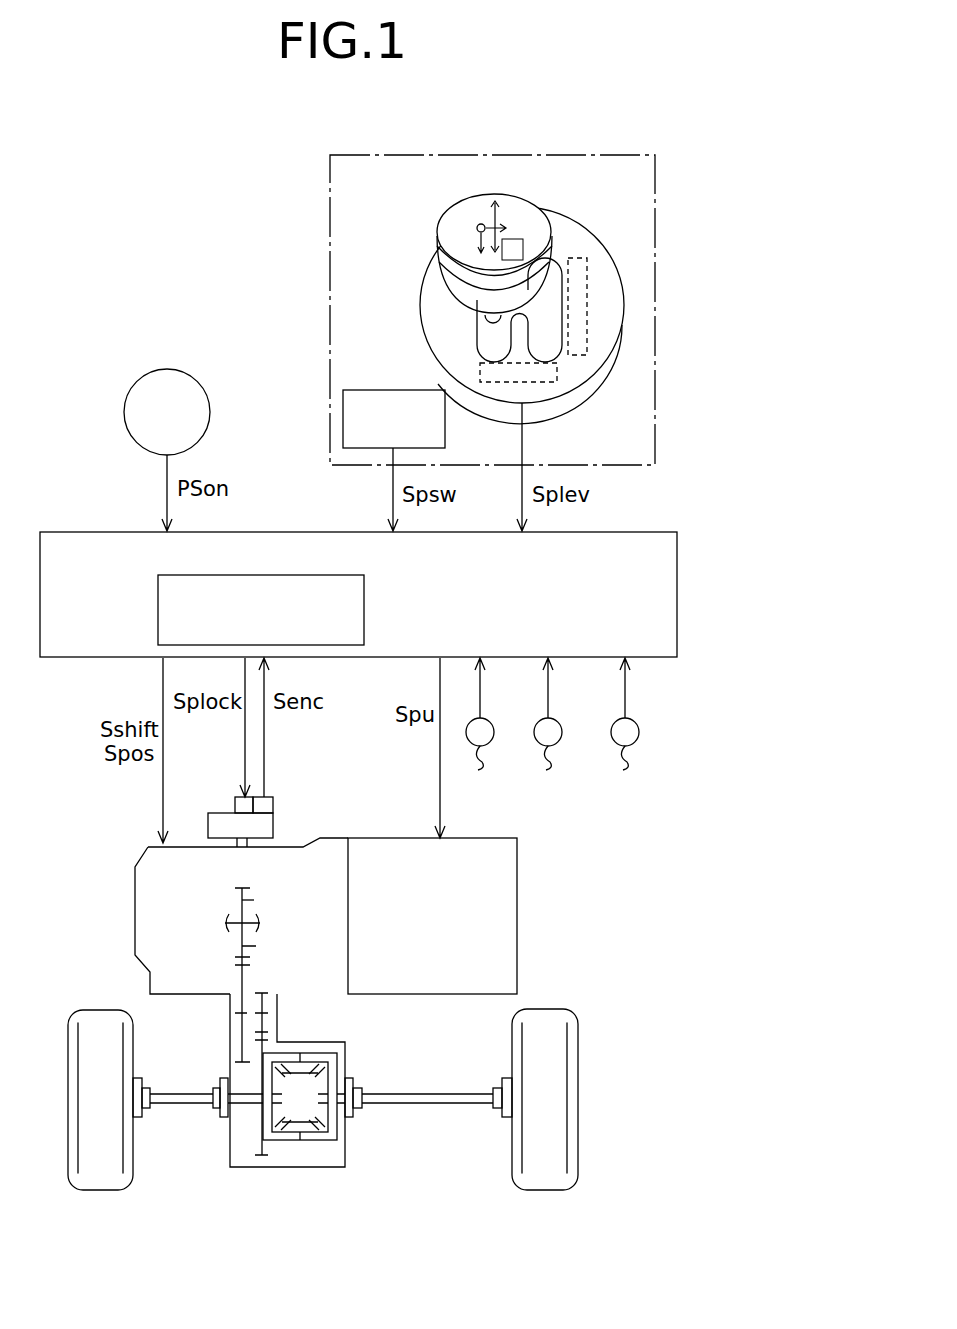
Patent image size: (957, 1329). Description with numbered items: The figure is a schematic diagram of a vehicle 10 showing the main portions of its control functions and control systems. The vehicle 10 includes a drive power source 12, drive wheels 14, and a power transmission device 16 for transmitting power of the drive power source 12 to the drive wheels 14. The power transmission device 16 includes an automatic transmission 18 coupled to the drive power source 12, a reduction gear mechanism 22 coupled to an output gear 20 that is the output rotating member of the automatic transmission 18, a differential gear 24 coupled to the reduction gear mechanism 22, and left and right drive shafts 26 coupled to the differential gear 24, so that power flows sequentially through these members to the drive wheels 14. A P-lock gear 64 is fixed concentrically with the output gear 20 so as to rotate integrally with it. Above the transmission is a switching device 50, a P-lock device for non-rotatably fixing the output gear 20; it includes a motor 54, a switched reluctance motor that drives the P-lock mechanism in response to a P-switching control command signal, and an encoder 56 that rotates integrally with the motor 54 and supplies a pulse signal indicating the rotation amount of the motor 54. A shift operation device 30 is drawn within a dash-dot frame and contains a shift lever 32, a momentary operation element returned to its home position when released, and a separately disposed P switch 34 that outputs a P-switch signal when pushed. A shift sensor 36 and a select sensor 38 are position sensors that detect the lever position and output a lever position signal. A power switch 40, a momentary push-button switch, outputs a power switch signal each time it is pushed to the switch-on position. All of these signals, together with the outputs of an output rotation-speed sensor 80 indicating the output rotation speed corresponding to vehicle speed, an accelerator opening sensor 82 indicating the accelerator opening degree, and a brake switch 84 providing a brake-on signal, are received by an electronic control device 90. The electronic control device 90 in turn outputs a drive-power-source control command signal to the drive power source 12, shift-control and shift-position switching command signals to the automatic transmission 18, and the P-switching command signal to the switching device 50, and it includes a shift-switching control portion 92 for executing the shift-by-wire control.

The vehicle 10 is at (578, 118).
The shift operation device 30 is at (462, 153).
The shift lever 32 is at (483, 198).
The P switch 34 is at (352, 400).
The shift sensor 36 is at (586, 357).
The select sensor 38 is at (540, 382).
The power switch 40 is at (190, 386).
The electronic control device 90 is at (615, 540).
The shift-switching control portion 92 is at (314, 583).
The output rotation-speed sensor 80 is at (491, 727).
The accelerator opening sensor 82 is at (569, 727).
The brake switch 84 is at (642, 727).
The power transmission device 16 is at (330, 780).
The automatic transmission 18 is at (148, 870).
The drive power source 12 is at (490, 848).
The switching device 50 is at (217, 793).
The motor 54 is at (237, 798).
The encoder 56 is at (268, 805).
The output gear 20 is at (236, 888).
The P-lock gear 64 is at (254, 898).
The reduction gear mechanism 22 is at (272, 970).
The differential gear 24 is at (330, 1162).
The drive shafts 26 is at (170, 1104).
The drive wheels 14 is at (103, 1016).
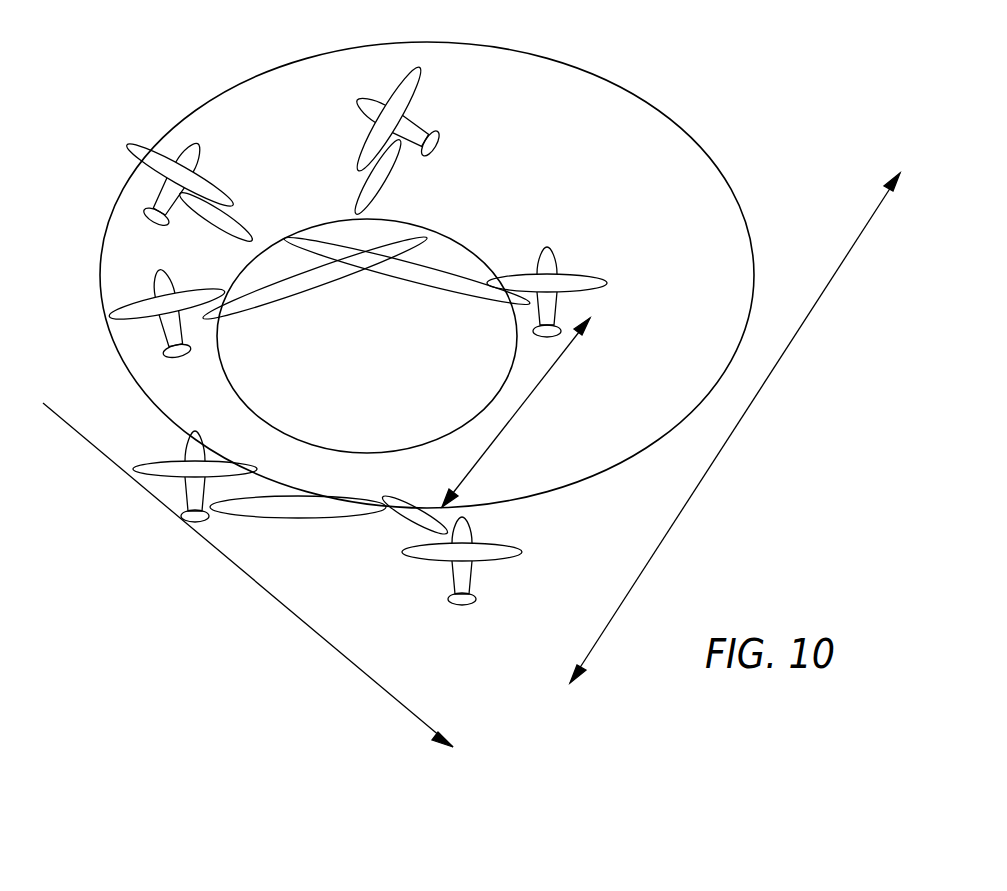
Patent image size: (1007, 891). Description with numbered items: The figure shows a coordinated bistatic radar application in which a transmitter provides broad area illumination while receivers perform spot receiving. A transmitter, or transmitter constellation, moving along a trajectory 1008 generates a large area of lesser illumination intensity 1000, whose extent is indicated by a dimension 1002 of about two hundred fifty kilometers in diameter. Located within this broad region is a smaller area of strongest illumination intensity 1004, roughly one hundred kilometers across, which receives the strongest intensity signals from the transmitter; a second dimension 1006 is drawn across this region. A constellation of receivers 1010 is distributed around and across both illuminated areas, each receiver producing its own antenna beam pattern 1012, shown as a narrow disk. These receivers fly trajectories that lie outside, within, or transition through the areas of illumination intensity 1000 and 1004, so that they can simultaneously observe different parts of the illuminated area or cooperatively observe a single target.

The area of lesser illumination intensity 1000 is at (583, 70).
The diameter of the area of lesser illumination intensity 1002 is at (834, 282).
The area of strongest illumination intensity 1004 is at (443, 235).
The second axis 1006 is at (527, 398).
The transmitter trajectory 1008 is at (213, 550).
The constellation of receivers 1010 is at (140, 150).
The antenna beam patterns 1012 is at (240, 225).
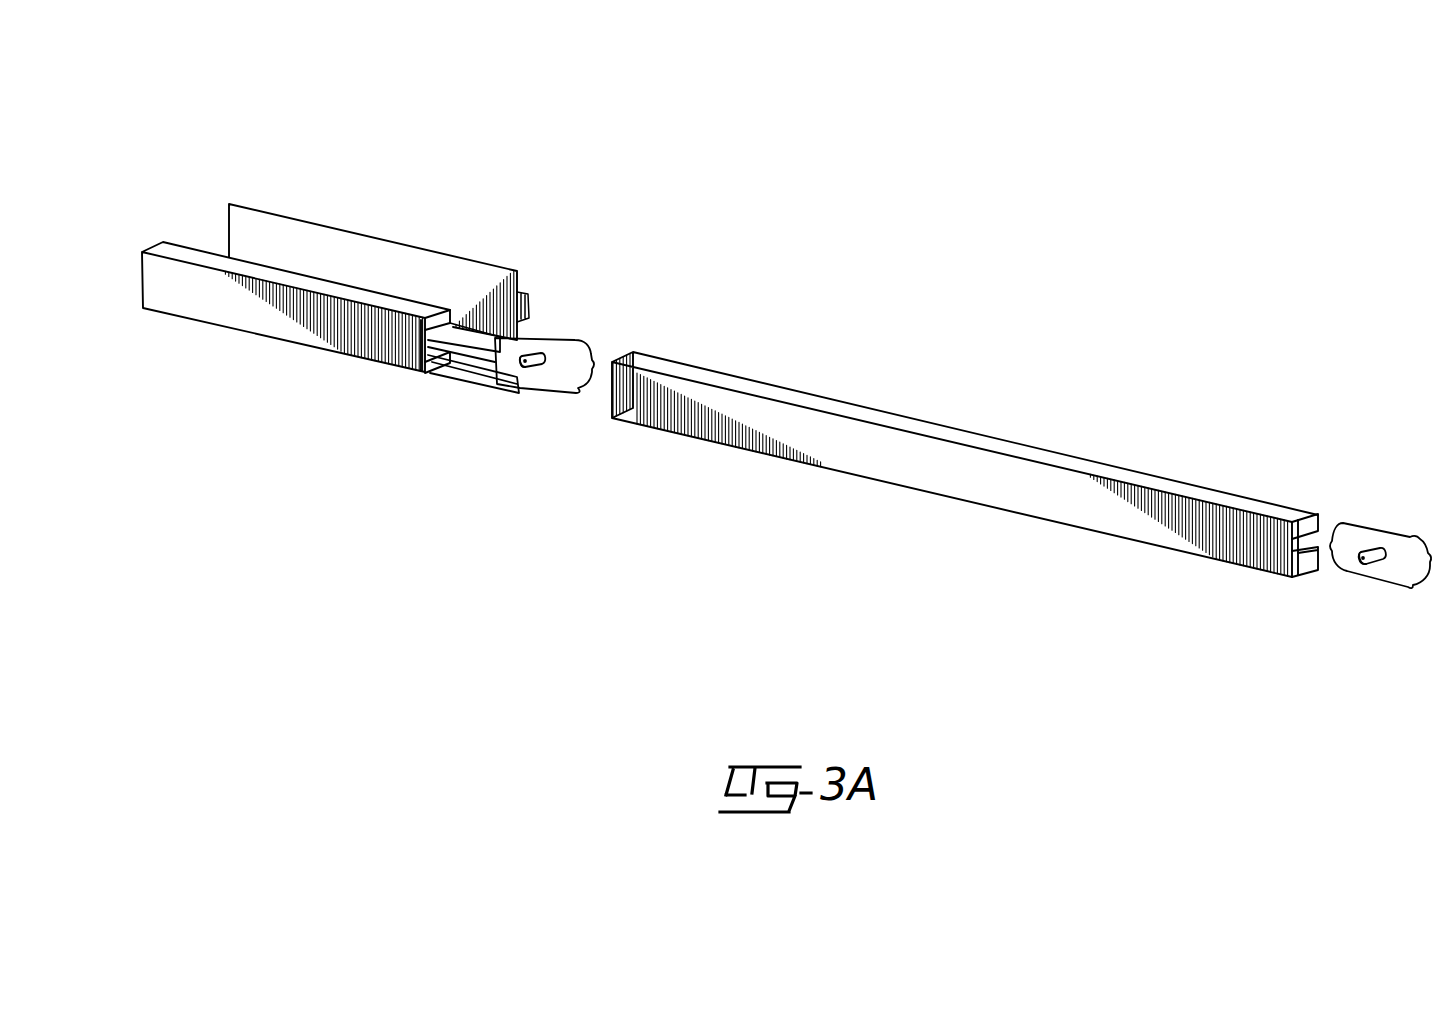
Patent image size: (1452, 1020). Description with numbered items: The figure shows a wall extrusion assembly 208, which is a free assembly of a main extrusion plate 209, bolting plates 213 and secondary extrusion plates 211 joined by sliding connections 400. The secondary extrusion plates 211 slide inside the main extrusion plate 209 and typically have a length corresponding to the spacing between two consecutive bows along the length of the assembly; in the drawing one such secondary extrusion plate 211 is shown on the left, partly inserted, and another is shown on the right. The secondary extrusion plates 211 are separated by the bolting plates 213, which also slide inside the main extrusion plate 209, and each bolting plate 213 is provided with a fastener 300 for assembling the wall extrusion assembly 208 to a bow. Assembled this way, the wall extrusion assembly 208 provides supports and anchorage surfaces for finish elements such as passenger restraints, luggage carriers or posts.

The wall extrusion assembly 208 is at (1046, 604).
The main extrusion plate 209 is at (352, 257).
The secondary extrusion plate 211 is at (320, 332).
The bolting plate 213 is at (557, 373).
The fastener 300 is at (538, 352).
The sliding connection 400 is at (672, 244).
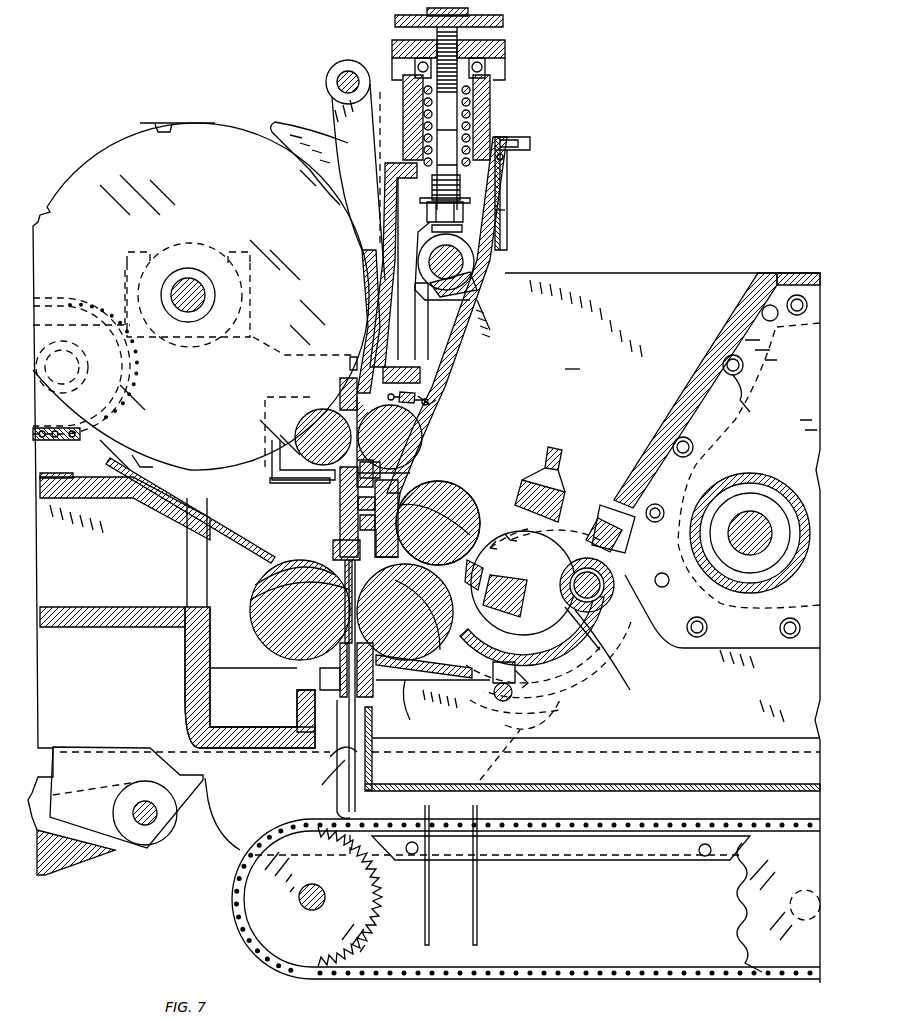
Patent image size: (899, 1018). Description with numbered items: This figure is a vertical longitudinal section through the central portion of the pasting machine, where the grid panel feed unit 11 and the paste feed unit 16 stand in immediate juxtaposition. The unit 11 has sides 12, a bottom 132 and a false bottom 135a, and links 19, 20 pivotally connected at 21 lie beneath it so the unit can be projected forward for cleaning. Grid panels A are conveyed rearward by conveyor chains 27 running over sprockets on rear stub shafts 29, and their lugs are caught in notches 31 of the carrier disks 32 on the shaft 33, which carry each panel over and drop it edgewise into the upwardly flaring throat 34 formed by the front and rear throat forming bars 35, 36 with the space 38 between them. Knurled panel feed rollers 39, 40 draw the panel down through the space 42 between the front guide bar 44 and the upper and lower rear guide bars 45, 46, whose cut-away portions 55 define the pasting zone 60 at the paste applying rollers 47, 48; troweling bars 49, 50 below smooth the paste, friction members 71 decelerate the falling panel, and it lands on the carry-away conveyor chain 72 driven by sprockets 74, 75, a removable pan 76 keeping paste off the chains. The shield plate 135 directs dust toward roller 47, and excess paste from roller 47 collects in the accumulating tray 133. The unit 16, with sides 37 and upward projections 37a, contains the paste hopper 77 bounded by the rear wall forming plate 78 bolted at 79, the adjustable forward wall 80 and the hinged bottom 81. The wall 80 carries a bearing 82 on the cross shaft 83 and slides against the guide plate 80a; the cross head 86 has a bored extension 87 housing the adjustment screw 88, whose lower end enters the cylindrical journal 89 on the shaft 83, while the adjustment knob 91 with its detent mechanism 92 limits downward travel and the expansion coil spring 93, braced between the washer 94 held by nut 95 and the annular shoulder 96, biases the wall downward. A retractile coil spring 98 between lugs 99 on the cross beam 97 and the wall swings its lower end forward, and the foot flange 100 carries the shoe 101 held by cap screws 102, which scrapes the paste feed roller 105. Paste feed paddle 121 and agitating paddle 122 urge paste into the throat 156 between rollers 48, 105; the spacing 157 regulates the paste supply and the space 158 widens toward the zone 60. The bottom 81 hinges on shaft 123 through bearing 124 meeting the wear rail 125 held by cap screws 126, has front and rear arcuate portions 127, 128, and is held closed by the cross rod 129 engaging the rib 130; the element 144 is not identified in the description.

The grid panel feed unit 11 is at (59, 682).
The sides 12 is at (80, 578).
The paste feed unit 16 is at (778, 269).
The link 19 is at (70, 870).
The link 20 is at (80, 755).
The pivotal connection 21 is at (140, 825).
The conveyor chains 27 is at (48, 443).
The rear sprocket carrying stub shafts 29 is at (125, 371).
The notches 31 is at (170, 125).
The transfer or carrier disks 32 is at (105, 155).
The shaft 33 is at (190, 283).
The receiving throat 34 is at (350, 357).
The front throat forming bar 35 is at (340, 395).
The rear throat forming bar 36 is at (400, 368).
The sides 37 is at (614, 275).
The upward projections 37a is at (500, 206).
The space 38 is at (345, 400).
The panel feed roller 39 is at (312, 436).
The panel feed roller 40 is at (412, 433).
The space 42 is at (345, 480).
The front guide bar 44 is at (358, 500).
The upper rear guide bar 45 is at (415, 480).
The lower rear guide bar 46 is at (360, 533).
The paste applying roller 47 is at (265, 630).
The paste applying roller 48 is at (440, 612).
The troweling bar 49 is at (300, 692).
The troweling bar 50 is at (365, 695).
The cut-away portions 55 is at (300, 572).
The pasting zone 60 is at (345, 600).
The friction members 71 is at (340, 762).
The carry-away conveyor chain 72 is at (628, 826).
The sprocket 74 is at (260, 930).
The sprocket 75 is at (735, 930).
The removable pan 76 is at (585, 792).
The paste hopper 77 is at (572, 361).
The rear wall forming plate 78 is at (680, 392).
The bolts 79 is at (693, 440).
The forward adjustable hopper wall 80 is at (470, 300).
The guide plate 80a is at (505, 216).
The bottom 81 is at (580, 650).
The bearing 82 is at (478, 290).
The cross shaft 83 is at (466, 260).
The cross head 86 is at (500, 162).
The vertically bored extension 87 is at (488, 104).
The adjustment screw 88 is at (458, 135).
The cylindrical journal 89 is at (470, 240).
The adjustment knob 91 is at (400, 48).
The detent mechanism 92 is at (503, 58).
The expansion coil spring 93 is at (490, 118).
The washer 94 is at (461, 190).
The nut 95 is at (464, 212).
The annular shoulder 96 is at (482, 68).
The cross beam 97 is at (375, 212).
The retractile coil spring 98 is at (420, 395).
The lugs 99 is at (430, 405).
The foot flange 100 is at (360, 518).
The shoe or scraper element 101 is at (410, 500).
The cap screws 102 is at (440, 478).
The paste feed roller 105 is at (460, 495).
The paste feed paddle 121 is at (480, 570).
The agitating paddle 122 is at (552, 447).
The shaft 123 is at (606, 578).
The bearing 124 is at (620, 632).
The wear rail 125 is at (590, 535).
The cap screws 126 is at (628, 540).
The front arcuate portion 127 is at (425, 705).
The rear arcuate portion 128 is at (490, 680).
The cross rod 129 is at (500, 702).
The rib 130 is at (520, 675).
The bottom 132 is at (105, 627).
The accumulating tray 133 is at (195, 722).
The shield plate 135 is at (200, 515).
The false bottom 135a is at (85, 520).
The hub 144 is at (757, 522).
The throat 156 is at (478, 540).
The roller spacing 157 is at (470, 515).
The space 158 is at (465, 690).
The grid panel A is at (467, 900).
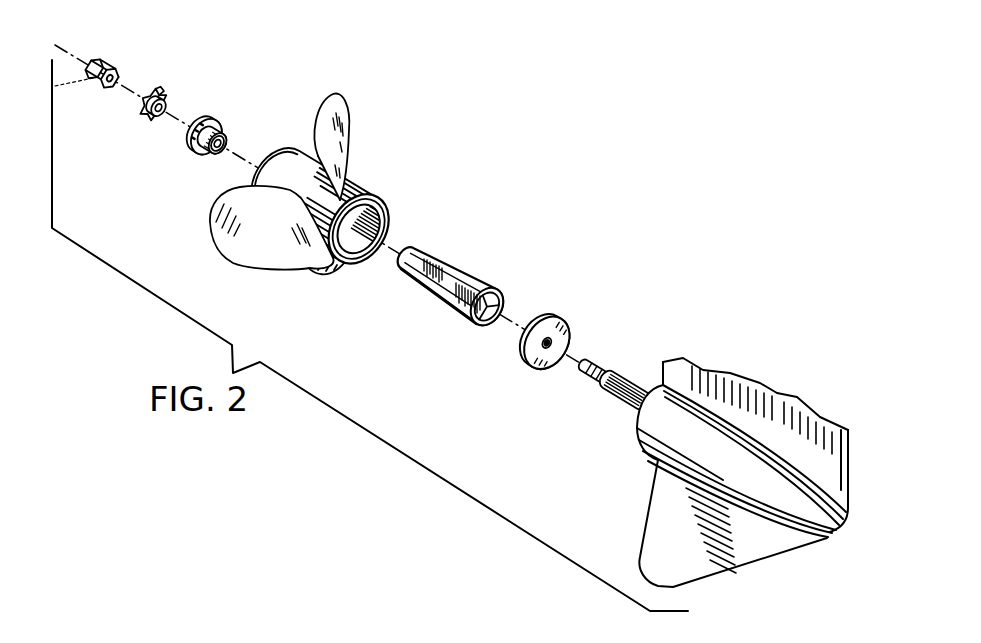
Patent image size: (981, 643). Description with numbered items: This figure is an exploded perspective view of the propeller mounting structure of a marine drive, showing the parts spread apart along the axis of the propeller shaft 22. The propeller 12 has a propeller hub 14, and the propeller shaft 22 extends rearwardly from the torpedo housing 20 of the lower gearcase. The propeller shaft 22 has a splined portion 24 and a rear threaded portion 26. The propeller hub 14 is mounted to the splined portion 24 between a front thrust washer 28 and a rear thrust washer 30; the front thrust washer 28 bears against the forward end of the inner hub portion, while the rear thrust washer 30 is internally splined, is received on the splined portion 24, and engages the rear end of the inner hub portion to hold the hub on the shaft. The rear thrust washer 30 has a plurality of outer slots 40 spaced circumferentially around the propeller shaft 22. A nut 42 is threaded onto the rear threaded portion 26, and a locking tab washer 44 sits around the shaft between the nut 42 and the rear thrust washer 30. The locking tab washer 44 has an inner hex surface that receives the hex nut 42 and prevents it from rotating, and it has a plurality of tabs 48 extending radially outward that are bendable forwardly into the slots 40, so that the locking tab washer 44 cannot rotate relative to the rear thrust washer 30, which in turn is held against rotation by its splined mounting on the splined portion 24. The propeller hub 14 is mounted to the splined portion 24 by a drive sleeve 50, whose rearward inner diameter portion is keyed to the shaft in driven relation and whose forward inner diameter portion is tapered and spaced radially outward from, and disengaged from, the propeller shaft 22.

==========

__Testo del compito__
Converti in un CSV a due colonne, intitolate testo e risposta, il materiale che parte dalla riga contenente "Patent image size: (1452, 1020)." e termina con la riga contenente "The sliding connection 400 is at (672, 244).". Crea una riga per ogni testo con la sua risposta, ciascuno in un unico campo tra virgolette e con gli a capo sostituiti da spazi.

__Compito svolto__
testo,risposta
"Patent image size: (1452, 1020). Description with numbered items: The figure shows a wall extrusion assembly 208, which is a free assembly of a main extrusion plate 209, bolting plates 213 and secondary extrusion plates 211 joined by sliding connections 400. The secondary extrusion plates 211 slide inside the main extrusion plate 209 and typically have a length corresponding to the spacing between two consecutive bows along the length of the assembly; in the drawing one such secondary extrusion plate 211 is shown on the left, partly inserted, and another is shown on the right. The secondary extrusion plates 211 are separated by the bolting plates 213, which also slide inside the main extrusion plate 209, and each bolting plate 213 is provided with a fastener 300 for assembling the wall extrusion assembly 208 to a bow. Assembled this way, the wall extrusion assembly 208 provides supports and anchorage surfaces for finish elements such as passenger restraints, luggage carriers or posts.","The wall extrusion assembly 208 is at (1046, 604). The main extrusion plate 209 is at (352, 257). The secondary extrusion plate 211 is at (320, 332). The bolting plate 213 is at (557, 373). The fastener 300 is at (538, 352). The sliding connection 400 is at (672, 244)."